***** Excerpted data *****
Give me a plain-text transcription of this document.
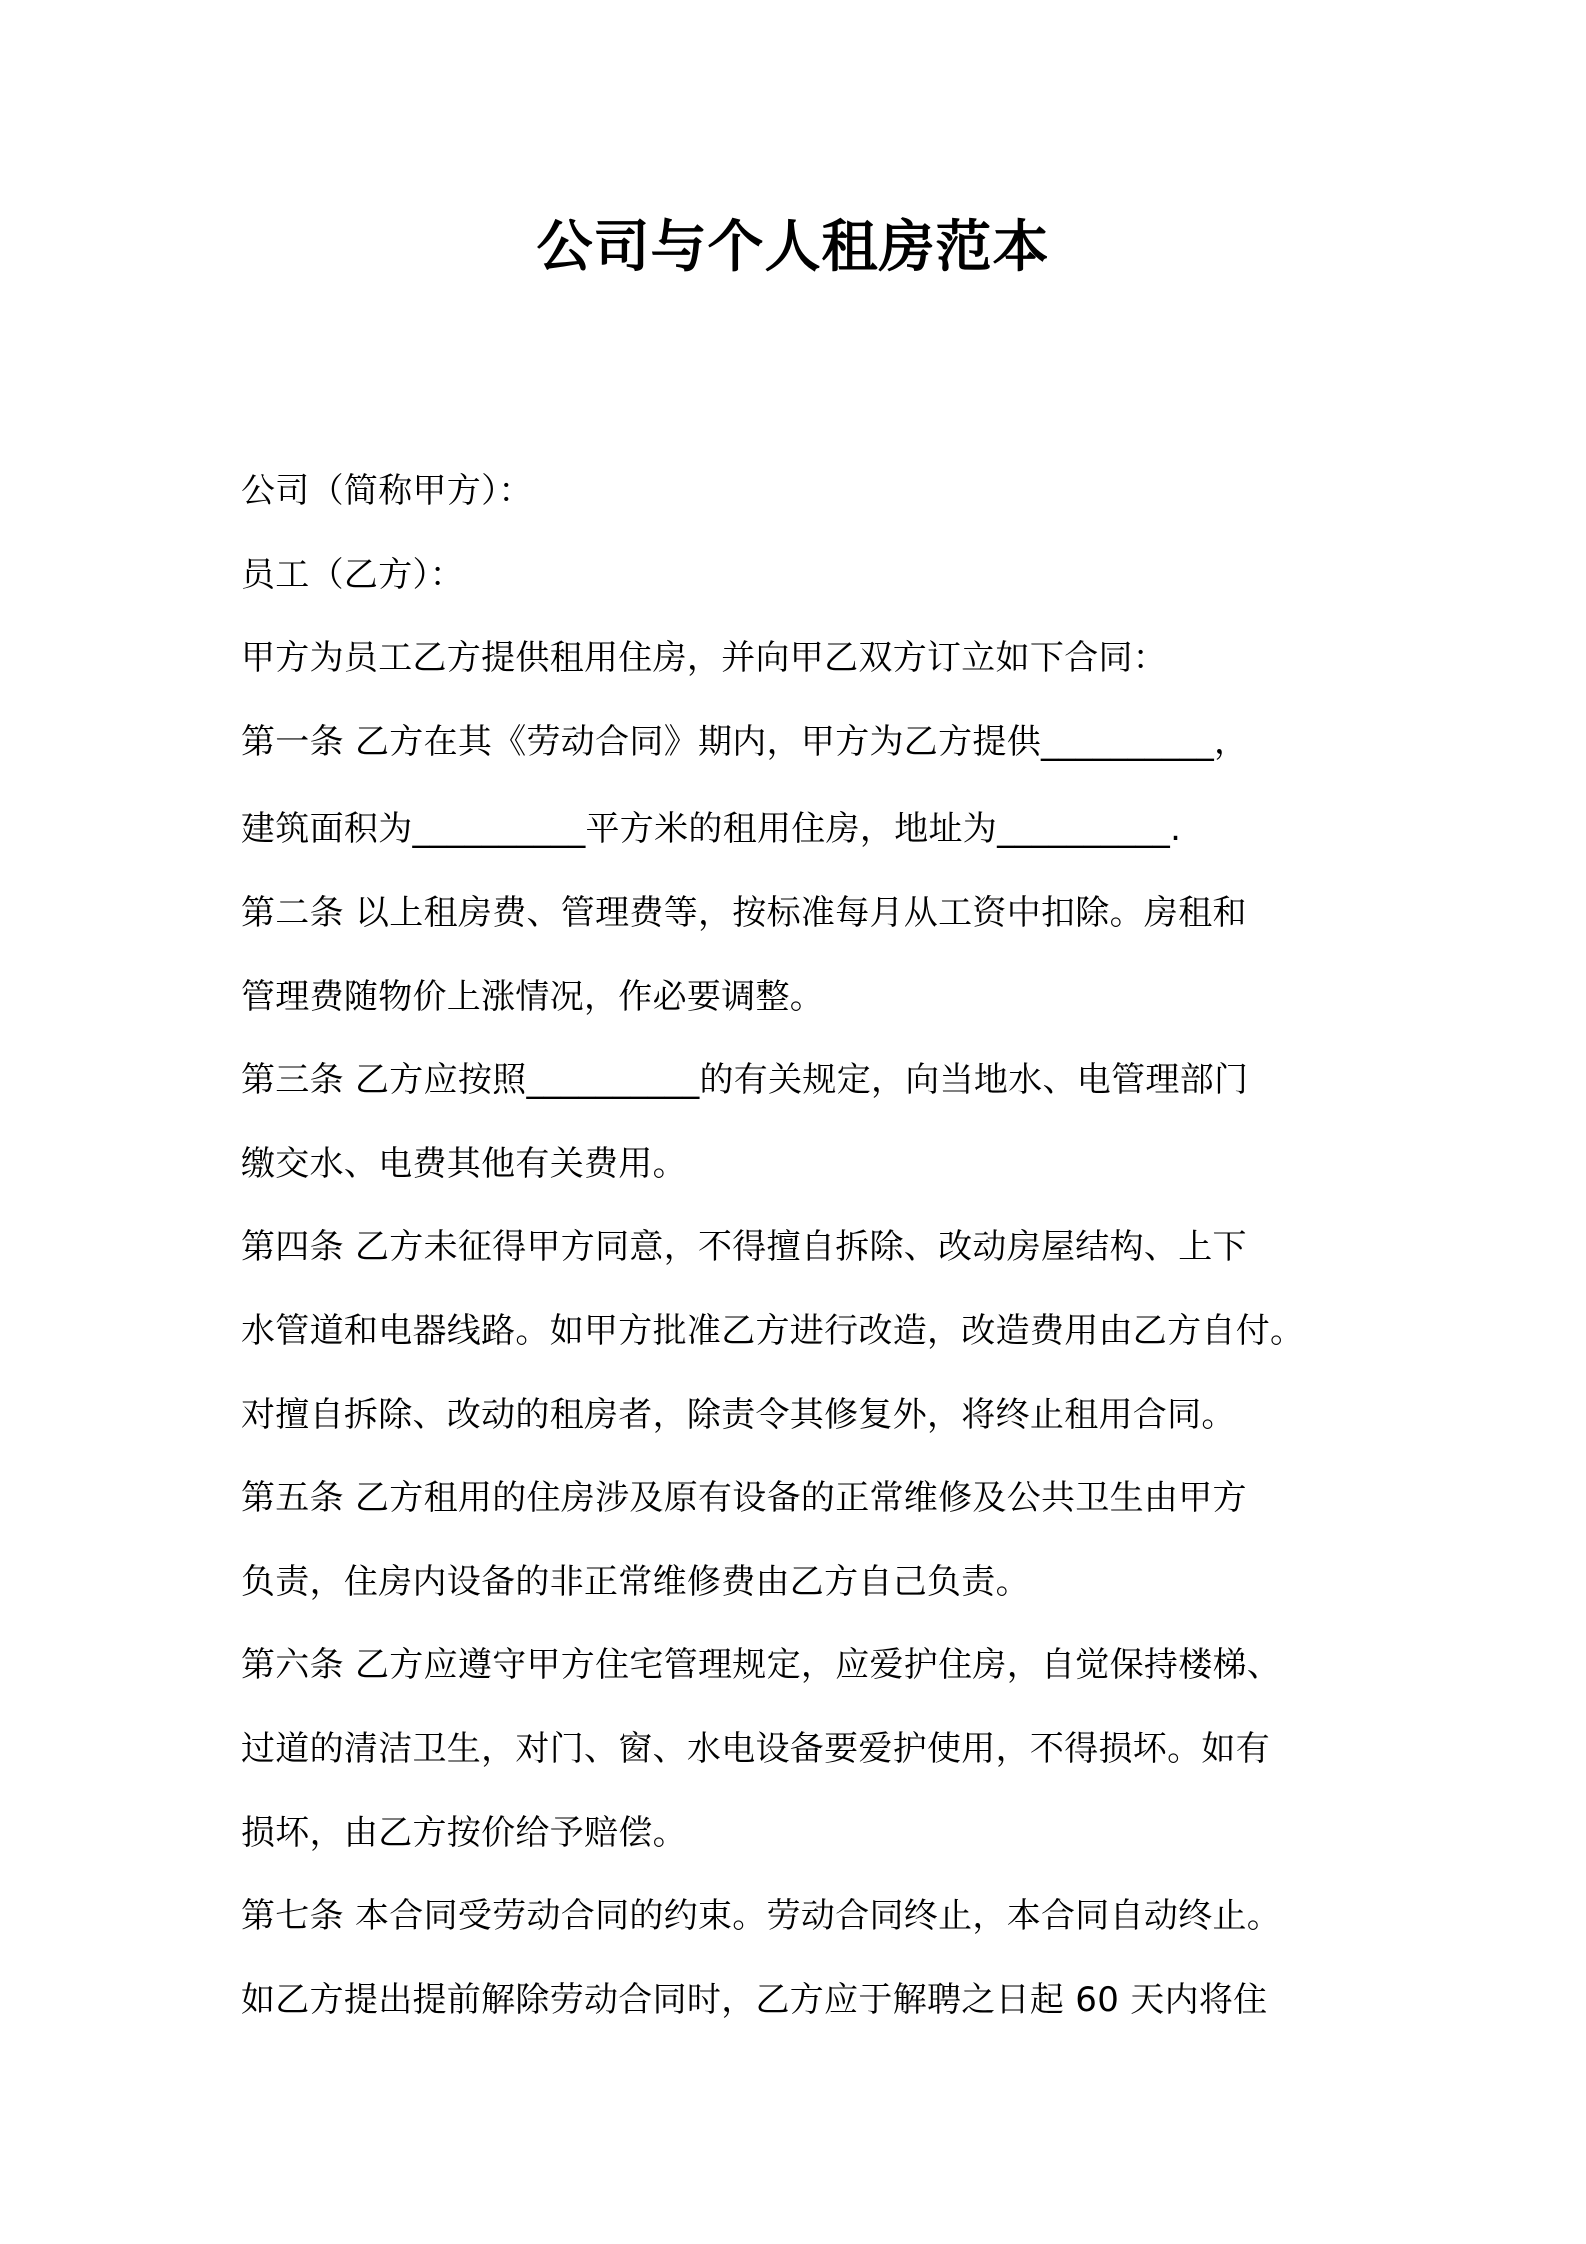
公司与个人租房范本
公司（简称甲方）：
员工（乙方）：
甲方为员工乙方提供租用住房，并向甲乙双方订立如下合同：
第一条 乙方在其《劳动合同》期内，甲方为乙方提供__________，
建筑面积为__________平方米的租用住房，地址为__________.
第二条 以上租房费、管理费等，按标准每月从工资中扣除。房租和
管理费随物价上涨情况，作必要调整。
第三条 乙方应按照__________的有关规定，向当地水、电管理部门
缴交水、电费其他有关费用。
第四条 乙方未征得甲方同意，不得擅自拆除、改动房屋结构、上下
水管道和电器线路。如甲方批准乙方进行改造，改造费用由乙方自付。
对擅自拆除、改动的租房者，除责令其修复外，将终止租用合同。
第五条 乙方租用的住房涉及原有设备的正常维修及公共卫生由甲方
负责，住房内设备的非正常维修费由乙方自己负责。
第六条 乙方应遵守甲方住宅管理规定，应爱护住房，自觉保持楼梯、
过道的清洁卫生，对门、窗、水电设备要爱护使用，不得损坏。如有
损坏，由乙方按价给予赔偿。
第七条 本合同受劳动合同的约束。劳动合同终止，本合同自动终止。
如乙方提出提前解除劳动合同时，乙方应于解聘之日起 60 天内将住
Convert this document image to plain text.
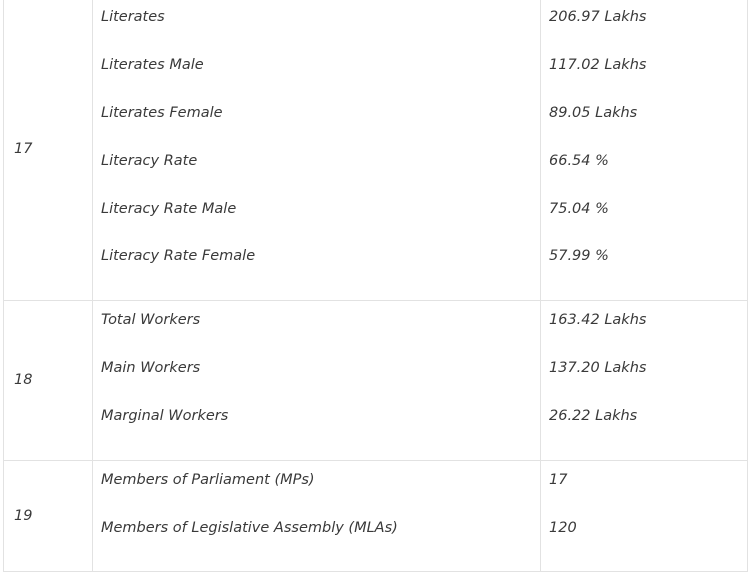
17
Literates	206.97 Lakhs
Literates Male	117.02 Lakhs
Literates Female	89.05 Lakhs
Literacy Rate	66.54 %
Literacy Rate Male	75.04 %
Literacy Rate Female	57.99 %
18
Total Workers	163.42 Lakhs
Main Workers	137.20 Lakhs
Marginal Workers	26.22 Lakhs
19
Members of Parliament (MPs)	17
Members of Legislative Assembly (MLAs)	120
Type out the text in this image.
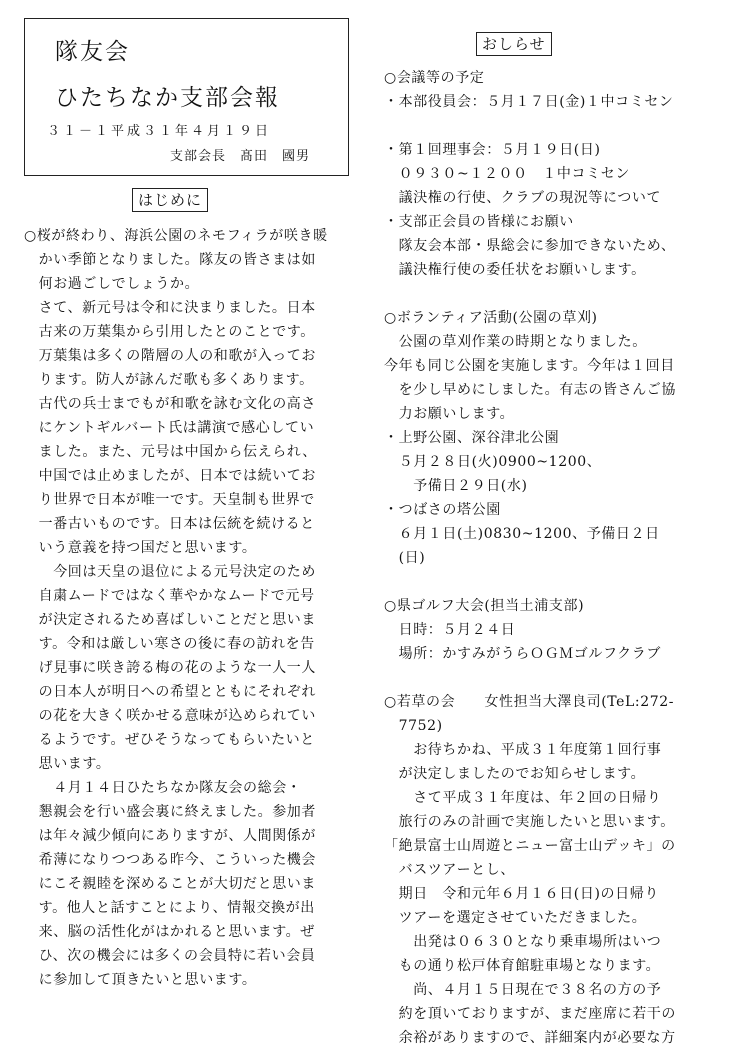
隊友会
ひたちなか支部会報
３１－１平成３１年４月１９日
支部会長　髙田　國男
はじめに
おしらせ
○桜が終わり、海浜公園のネモフィラが咲き暖
　かい季節となりました。隊友の皆さまは如
　何お過ごしでしょうか。
　さて、新元号は令和に決まりました。日本
　古来の万葉集から引用したとのことです。
　万葉集は多くの階層の人の和歌が入ってお
　ります。防人が詠んだ歌も多くあります。
　古代の兵士までもが和歌を詠む文化の高さ
　にケントギルバート氏は講演で感心してい
　ました。また、元号は中国から伝えられ、
　中国では止めましたが、日本では続いてお
　り世界で日本が唯一です。天皇制も世界で
　一番古いものです。日本は伝統を続けると
　いう意義を持つ国だと思います。
　　今回は天皇の退位による元号決定のため
　自粛ムードではなく華やかなムードで元号
　が決定されるため喜ばしいことだと思いま
　す。令和は厳しい寒さの後に春の訪れを告
　げ見事に咲き誇る梅の花のような一人一人
　の日本人が明日への希望とともにそれぞれ
　の花を大きく咲かせる意味が込められてい
　るようです。ぜひそうなってもらいたいと
　思います。
　　４月１４日ひたちなか隊友会の総会・
　懇親会を行い盛会裏に終えました。参加者
　は年々減少傾向にありますが、人間関係が
　希薄になりつつある昨今、こういった機会
　にこそ親睦を深めることが大切だと思いま
　す。他人と話すことにより、情報交換が出
　来、脳の活性化がはかれると思います。ぜ
　ひ、次の機会には多くの会員特に若い会員
　に参加して頂きたいと思います。
○会議等の予定
・本部役員会：５月１７日(金)１中コミセン
・第１回理事会：５月１９日(日)
　０９３０~１２００　１中コミセン
　議決権の行使、クラブの現況等について
・支部正会員の皆様にお願い
　隊友会本部・県総会に参加できないため、
　議決権行使の委任状をお願いします。
○ボランティア活動(公園の草刈)
　公園の草刈作業の時期となりました。
今年も同じ公園を実施します。今年は１回目
　を少し早めにしました。有志の皆さんご協
　力お願いします。
・上野公園、深谷津北公園
　５月２８日(火)0900~1200、
　　予備日２９日(水)
・つばさの塔公園
　６月１日(土)0830~1200、予備日２日
　(日)
○県ゴルフ大会(担当土浦支部)
　日時：５月２４日
　場所：かすみがうらＯＧＭゴルフクラブ
○若草の会　　女性担当大澤良司(TeL:272-
　7752)
　　お待ちかね、平成３１年度第１回行事
　が決定しましたのでお知らせします。
　　さて平成３１年度は、年２回の日帰り
　旅行のみの計画で実施したいと思います。
「絶景富士山周遊とニュー富士山デッキ」の
　バスツアーとし、
　期日　令和元年６月１６日(日)の日帰り
　ツアーを選定させていただきました。
　　出発は０６３０となり乗車場所はいつ
　もの通り松戸体育館駐車場となります。
　　尚、４月１５日現在で３８名の方の予
　約を頂いておりますが、まだ座席に若干の
　余裕がありますので、詳細案内が必要な方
*****
§ Exercise:
What is the number of lines in this material that hold the string "Literacy"? Answer with that number only.

§ Solution to this exercise:
3